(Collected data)
BEGIN

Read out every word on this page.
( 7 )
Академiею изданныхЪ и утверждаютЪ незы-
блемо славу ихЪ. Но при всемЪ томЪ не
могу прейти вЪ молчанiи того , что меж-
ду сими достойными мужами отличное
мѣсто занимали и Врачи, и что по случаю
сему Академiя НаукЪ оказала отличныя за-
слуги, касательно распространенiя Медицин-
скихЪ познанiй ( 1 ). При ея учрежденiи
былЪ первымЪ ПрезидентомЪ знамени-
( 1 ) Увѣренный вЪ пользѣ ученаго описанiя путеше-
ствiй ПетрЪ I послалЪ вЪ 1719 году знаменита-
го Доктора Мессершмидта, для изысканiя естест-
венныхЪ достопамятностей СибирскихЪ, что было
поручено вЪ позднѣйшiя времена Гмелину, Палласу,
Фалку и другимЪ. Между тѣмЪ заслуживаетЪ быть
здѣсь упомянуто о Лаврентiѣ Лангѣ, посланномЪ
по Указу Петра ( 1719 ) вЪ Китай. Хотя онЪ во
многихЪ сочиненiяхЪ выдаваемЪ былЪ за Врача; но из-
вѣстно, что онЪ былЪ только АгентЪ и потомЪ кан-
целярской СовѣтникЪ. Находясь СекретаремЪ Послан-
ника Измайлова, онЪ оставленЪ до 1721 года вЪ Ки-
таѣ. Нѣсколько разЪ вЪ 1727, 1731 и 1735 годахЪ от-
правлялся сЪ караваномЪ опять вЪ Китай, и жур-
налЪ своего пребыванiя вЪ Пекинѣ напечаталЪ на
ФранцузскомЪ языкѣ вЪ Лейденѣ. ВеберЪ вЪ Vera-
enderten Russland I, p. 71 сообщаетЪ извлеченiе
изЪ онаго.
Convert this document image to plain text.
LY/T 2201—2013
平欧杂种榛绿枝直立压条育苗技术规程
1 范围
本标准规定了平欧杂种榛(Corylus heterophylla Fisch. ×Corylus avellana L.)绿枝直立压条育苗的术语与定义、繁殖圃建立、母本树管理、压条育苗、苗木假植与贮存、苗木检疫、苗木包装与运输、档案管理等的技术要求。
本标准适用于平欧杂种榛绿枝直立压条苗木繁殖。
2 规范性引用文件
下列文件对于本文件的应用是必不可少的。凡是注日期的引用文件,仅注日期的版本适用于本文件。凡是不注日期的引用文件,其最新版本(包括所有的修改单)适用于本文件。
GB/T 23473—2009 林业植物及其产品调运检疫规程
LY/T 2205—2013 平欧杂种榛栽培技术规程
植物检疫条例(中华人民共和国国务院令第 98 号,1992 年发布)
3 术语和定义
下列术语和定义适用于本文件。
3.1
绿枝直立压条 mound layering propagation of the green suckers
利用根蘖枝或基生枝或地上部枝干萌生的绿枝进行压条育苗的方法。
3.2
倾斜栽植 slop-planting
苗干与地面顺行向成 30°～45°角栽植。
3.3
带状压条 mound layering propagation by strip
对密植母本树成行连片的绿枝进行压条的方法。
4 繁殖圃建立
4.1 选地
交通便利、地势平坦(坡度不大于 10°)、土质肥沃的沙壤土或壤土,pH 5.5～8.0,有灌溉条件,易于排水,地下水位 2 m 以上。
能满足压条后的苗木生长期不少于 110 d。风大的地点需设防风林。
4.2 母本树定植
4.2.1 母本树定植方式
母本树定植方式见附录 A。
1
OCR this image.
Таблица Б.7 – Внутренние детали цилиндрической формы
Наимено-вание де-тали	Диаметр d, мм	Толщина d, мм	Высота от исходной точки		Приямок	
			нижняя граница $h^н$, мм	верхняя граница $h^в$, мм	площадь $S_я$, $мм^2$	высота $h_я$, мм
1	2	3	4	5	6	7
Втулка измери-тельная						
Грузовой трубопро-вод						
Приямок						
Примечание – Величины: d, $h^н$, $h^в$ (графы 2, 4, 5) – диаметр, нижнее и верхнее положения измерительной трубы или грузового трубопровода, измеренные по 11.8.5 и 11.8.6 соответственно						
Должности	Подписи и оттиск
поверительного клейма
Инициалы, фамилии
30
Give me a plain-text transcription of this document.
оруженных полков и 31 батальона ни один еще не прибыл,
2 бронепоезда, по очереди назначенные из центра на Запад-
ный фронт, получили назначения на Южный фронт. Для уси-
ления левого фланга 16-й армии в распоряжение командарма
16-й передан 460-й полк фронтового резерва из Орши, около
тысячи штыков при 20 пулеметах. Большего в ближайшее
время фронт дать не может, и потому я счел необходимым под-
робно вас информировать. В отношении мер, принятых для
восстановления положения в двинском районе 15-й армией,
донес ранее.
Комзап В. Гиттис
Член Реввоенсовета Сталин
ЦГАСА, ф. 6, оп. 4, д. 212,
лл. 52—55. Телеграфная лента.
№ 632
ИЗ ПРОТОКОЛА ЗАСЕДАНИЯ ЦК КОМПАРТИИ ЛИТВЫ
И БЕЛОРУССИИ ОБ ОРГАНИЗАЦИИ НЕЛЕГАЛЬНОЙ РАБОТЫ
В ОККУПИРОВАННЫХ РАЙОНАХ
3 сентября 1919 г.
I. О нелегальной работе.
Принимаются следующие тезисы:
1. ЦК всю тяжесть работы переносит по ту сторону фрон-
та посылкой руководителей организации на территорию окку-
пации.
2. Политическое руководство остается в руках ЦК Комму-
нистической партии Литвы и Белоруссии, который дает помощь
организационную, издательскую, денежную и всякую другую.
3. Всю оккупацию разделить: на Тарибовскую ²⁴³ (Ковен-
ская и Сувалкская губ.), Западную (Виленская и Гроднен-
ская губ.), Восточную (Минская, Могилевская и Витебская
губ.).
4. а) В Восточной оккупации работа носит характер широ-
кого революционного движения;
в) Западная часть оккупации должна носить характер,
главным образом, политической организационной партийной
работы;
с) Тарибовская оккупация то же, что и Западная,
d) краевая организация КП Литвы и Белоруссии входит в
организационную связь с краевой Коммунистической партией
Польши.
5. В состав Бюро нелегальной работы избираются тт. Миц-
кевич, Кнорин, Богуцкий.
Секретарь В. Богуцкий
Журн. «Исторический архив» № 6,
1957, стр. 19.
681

END

Without changing a word, restate the whole listing.

● **RESULT OF THE TASK**
Read out every word on this page.
( 7 )
Академiею изданныхЪ и утверждаютЪ незы-
блемо славу ихЪ. Но при всемЪ томЪ не
могу прейти вЪ молчанiи того , что меж-
ду сими достойными мужами отличное
мѣсто занимали и Врачи, и что по случаю
сему Академiя НаукЪ оказала отличныя за-
слуги, касательно распространенiя Медицин-
скихЪ познанiй ( 1 ). При ея учрежденiи
былЪ первымЪ ПрезидентомЪ знамени-
( 1 ) Увѣренный вЪ пользѣ ученаго описанiя путеше-
ствiй ПетрЪ I послалЪ вЪ 1719 году знаменита-
го Доктора Мессершмидта, для изысканiя естест-
венныхЪ достопамятностей СибирскихЪ, что было
поручено вЪ позднѣйшiя времена Гмелину, Палласу,
Фалку и другимЪ. Между тѣмЪ заслуживаетЪ быть
здѣсь упомянуто о Лаврентiѣ Лангѣ, посланномЪ
по Указу Петра ( 1719 ) вЪ Китай. Хотя онЪ во
многихЪ сочиненiяхЪ выдаваемЪ былЪ за Врача; но из-
вѣстно, что онЪ былЪ только АгентЪ и потомЪ кан-
целярской СовѣтникЪ. Находясь СекретаремЪ Послан-
ника Измайлова, онЪ оставленЪ до 1721 года вЪ Ки-
таѣ. Нѣсколько разЪ вЪ 1727, 1731 и 1735 годахЪ от-
правлялся сЪ караваномЪ опять вЪ Китай, и жур-
налЪ своего пребыванiя вЪ Пекинѣ напечаталЪ на
ФранцузскомЪ языкѣ вЪ Лейденѣ. ВеберЪ вЪ Vera-
enderten Russland I, p. 71 сообщаетЪ извлеченiе
изЪ онаго.
Convert this document image to plain text.
LY/T 2201—2013
平欧杂种榛绿枝直立压条育苗技术规程
1 范围
本标准规定了平欧杂种榛(Corylus heterophylla Fisch. ×Corylus avellana L.)绿枝直立压条育苗的术语与定义、繁殖圃建立、母本树管理、压条育苗、苗木假植与贮存、苗木检疫、苗木包装与运输、档案管理等的技术要求。
本标准适用于平欧杂种榛绿枝直立压条苗木繁殖。
2 规范性引用文件
下列文件对于本文件的应用是必不可少的。凡是注日期的引用文件,仅注日期的版本适用于本文件。凡是不注日期的引用文件,其最新版本(包括所有的修改单)适用于本文件。
GB/T 23473—2009 林业植物及其产品调运检疫规程
LY/T 2205—2013 平欧杂种榛栽培技术规程
植物检疫条例(中华人民共和国国务院令第 98 号,1992 年发布)
3 术语和定义
下列术语和定义适用于本文件。
3.1
绿枝直立压条 mound layering propagation of the green suckers
利用根蘖枝或基生枝或地上部枝干萌生的绿枝进行压条育苗的方法。
3.2
倾斜栽植 slop-planting
苗干与地面顺行向成 30°～45°角栽植。
3.3
带状压条 mound layering propagation by strip
对密植母本树成行连片的绿枝进行压条的方法。
4 繁殖圃建立
4.1 选地
交通便利、地势平坦(坡度不大于 10°)、土质肥沃的沙壤土或壤土,pH 5.5～8.0,有灌溉条件,易于排水,地下水位 2 m 以上。
能满足压条后的苗木生长期不少于 110 d。风大的地点需设防风林。
4.2 母本树定植
4.2.1 母本树定植方式
母本树定植方式见附录 A。
1
OCR this image.
Таблица Б.7 – Внутренние детали цилиндрической формы
Наимено-вание де-тали	Диаметр d, мм	Толщина d, мм	Высота от исходной точки		Приямок	
			нижняя граница $h^н$, мм	верхняя граница $h^в$, мм	площадь $S_я$, $мм^2$	высота $h_я$, мм
1	2	3	4	5	6	7
Втулка измери-тельная						
Грузовой трубопро-вод						
Приямок						
Примечание – Величины: d, $h^н$, $h^в$ (графы 2, 4, 5) – диаметр, нижнее и верхнее положения измерительной трубы или грузового трубопровода, измеренные по 11.8.5 и 11.8.6 соответственно						
Должности	Подписи и оттиск
поверительного клейма
Инициалы, фамилии
30
Give me a plain-text transcription of this document.
оруженных полков и 31 батальона ни один еще не прибыл,
2 бронепоезда, по очереди назначенные из центра на Запад-
ный фронт, получили назначения на Южный фронт. Для уси-
ления левого фланга 16-й армии в распоряжение командарма
16-й передан 460-й полк фронтового резерва из Орши, около
тысячи штыков при 20 пулеметах. Большего в ближайшее
время фронт дать не может, и потому я счел необходимым под-
робно вас информировать. В отношении мер, принятых для
восстановления положения в двинском районе 15-й армией,
донес ранее.
Комзап В. Гиттис
Член Реввоенсовета Сталин
ЦГАСА, ф. 6, оп. 4, д. 212,
лл. 52—55. Телеграфная лента.
№ 632
ИЗ ПРОТОКОЛА ЗАСЕДАНИЯ ЦК КОМПАРТИИ ЛИТВЫ
И БЕЛОРУССИИ ОБ ОРГАНИЗАЦИИ НЕЛЕГАЛЬНОЙ РАБОТЫ
В ОККУПИРОВАННЫХ РАЙОНАХ
3 сентября 1919 г.
I. О нелегальной работе.
Принимаются следующие тезисы:
1. ЦК всю тяжесть работы переносит по ту сторону фрон-
та посылкой руководителей организации на территорию окку-
пации.
2. Политическое руководство остается в руках ЦК Комму-
нистической партии Литвы и Белоруссии, который дает помощь
организационную, издательскую, денежную и всякую другую.
3. Всю оккупацию разделить: на Тарибовскую ²⁴³ (Ковен-
ская и Сувалкская губ.), Западную (Виленская и Гроднен-
ская губ.), Восточную (Минская, Могилевская и Витебская
губ.).
4. а) В Восточной оккупации работа носит характер широ-
кого революционного движения;
в) Западная часть оккупации должна носить характер,
главным образом, политической организационной партийной
работы;
с) Тарибовская оккупация то же, что и Западная,
d) краевая организация КП Литвы и Белоруссии входит в
организационную связь с краевой Коммунистической партией
Польши.
5. В состав Бюро нелегальной работы избираются тт. Миц-
кевич, Кнорин, Богуцкий.
Секретарь В. Богуцкий
Журн. «Исторический архив» № 6,
1957, стр. 19.
681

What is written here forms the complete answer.